Data items —

:::::

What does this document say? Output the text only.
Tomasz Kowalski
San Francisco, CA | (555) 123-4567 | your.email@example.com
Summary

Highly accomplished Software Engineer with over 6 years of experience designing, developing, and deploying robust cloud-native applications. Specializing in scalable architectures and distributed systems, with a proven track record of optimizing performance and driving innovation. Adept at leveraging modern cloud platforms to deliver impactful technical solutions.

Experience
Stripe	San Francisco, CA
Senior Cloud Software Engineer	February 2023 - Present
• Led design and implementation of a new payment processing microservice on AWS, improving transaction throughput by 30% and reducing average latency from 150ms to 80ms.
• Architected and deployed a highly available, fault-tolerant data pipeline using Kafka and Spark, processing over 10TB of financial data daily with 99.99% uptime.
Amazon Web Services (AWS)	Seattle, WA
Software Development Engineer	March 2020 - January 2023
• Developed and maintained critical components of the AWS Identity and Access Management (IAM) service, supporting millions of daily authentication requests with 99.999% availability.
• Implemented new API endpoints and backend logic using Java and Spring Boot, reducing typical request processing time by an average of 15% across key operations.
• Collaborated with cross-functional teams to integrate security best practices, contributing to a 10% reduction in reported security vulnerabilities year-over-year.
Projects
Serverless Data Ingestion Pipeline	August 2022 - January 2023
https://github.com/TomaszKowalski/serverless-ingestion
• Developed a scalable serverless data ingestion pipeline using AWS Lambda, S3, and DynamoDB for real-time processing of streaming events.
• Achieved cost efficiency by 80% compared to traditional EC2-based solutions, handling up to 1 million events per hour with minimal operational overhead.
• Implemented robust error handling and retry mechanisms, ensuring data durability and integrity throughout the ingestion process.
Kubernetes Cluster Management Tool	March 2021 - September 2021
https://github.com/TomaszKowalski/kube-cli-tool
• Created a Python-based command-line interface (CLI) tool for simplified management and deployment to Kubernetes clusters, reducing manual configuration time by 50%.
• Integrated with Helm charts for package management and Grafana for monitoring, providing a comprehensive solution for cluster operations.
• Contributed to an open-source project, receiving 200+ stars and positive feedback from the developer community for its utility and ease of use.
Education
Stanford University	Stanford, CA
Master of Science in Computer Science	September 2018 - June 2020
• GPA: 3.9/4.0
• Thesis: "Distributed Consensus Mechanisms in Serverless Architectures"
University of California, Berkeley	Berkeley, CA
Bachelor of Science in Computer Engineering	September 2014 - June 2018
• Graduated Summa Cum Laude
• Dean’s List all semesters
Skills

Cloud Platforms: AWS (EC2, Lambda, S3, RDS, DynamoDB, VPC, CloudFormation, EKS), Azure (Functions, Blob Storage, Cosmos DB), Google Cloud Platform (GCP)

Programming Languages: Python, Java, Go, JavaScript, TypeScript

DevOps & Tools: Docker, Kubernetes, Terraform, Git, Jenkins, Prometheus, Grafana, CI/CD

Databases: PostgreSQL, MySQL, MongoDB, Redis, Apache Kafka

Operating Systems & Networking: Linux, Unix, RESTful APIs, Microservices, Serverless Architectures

:::::

Output the complete data exactly as written.

Problem solution —
What does this document say? Output the text only.
Tomasz Kowalski
San Francisco, CA | (555) 123-4567 | your.email@example.com
Summary

Highly accomplished Software Engineer with over 6 years of experience designing, developing, and deploying robust cloud-native applications. Specializing in scalable architectures and distributed systems, with a proven track record of optimizing performance and driving innovation. Adept at leveraging modern cloud platforms to deliver impactful technical solutions.

Experience
Stripe	San Francisco, CA
Senior Cloud Software Engineer	February 2023 - Present
• Led design and implementation of a new payment processing microservice on AWS, improving transaction throughput by 30% and reducing average latency from 150ms to 80ms.
• Architected and deployed a highly available, fault-tolerant data pipeline using Kafka and Spark, processing over 10TB of financial data daily with 99.99% uptime.
Amazon Web Services (AWS)	Seattle, WA
Software Development Engineer	March 2020 - January 2023
• Developed and maintained critical components of the AWS Identity and Access Management (IAM) service, supporting millions of daily authentication requests with 99.999% availability.
• Implemented new API endpoints and backend logic using Java and Spring Boot, reducing typical request processing time by an average of 15% across key operations.
• Collaborated with cross-functional teams to integrate security best practices, contributing to a 10% reduction in reported security vulnerabilities year-over-year.
Projects
Serverless Data Ingestion Pipeline	August 2022 - January 2023
https://github.com/TomaszKowalski/serverless-ingestion
• Developed a scalable serverless data ingestion pipeline using AWS Lambda, S3, and DynamoDB for real-time processing of streaming events.
• Achieved cost efficiency by 80% compared to traditional EC2-based solutions, handling up to 1 million events per hour with minimal operational overhead.
• Implemented robust error handling and retry mechanisms, ensuring data durability and integrity throughout the ingestion process.
Kubernetes Cluster Management Tool	March 2021 - September 2021
https://github.com/TomaszKowalski/kube-cli-tool
• Created a Python-based command-line interface (CLI) tool for simplified management and deployment to Kubernetes clusters, reducing manual configuration time by 50%.
• Integrated with Helm charts for package management and Grafana for monitoring, providing a comprehensive solution for cluster operations.
• Contributed to an open-source project, receiving 200+ stars and positive feedback from the developer community for its utility and ease of use.
Education
Stanford University	Stanford, CA
Master of Science in Computer Science	September 2018 - June 2020
• GPA: 3.9/4.0
• Thesis: "Distributed Consensus Mechanisms in Serverless Architectures"
University of California, Berkeley	Berkeley, CA
Bachelor of Science in Computer Engineering	September 2014 - June 2018
• Graduated Summa Cum Laude
• Dean’s List all semesters
Skills

Cloud Platforms: AWS (EC2, Lambda, S3, RDS, DynamoDB, VPC, CloudFormation, EKS), Azure (Functions, Blob Storage, Cosmos DB), Google Cloud Platform (GCP)

Programming Languages: Python, Java, Go, JavaScript, TypeScript

DevOps & Tools: Docker, Kubernetes, Terraform, Git, Jenkins, Prometheus, Grafana, CI/CD

Databases: PostgreSQL, MySQL, MongoDB, Redis, Apache Kafka

Operating Systems & Networking: Linux, Unix, RESTful APIs, Microservices, Serverless Architectures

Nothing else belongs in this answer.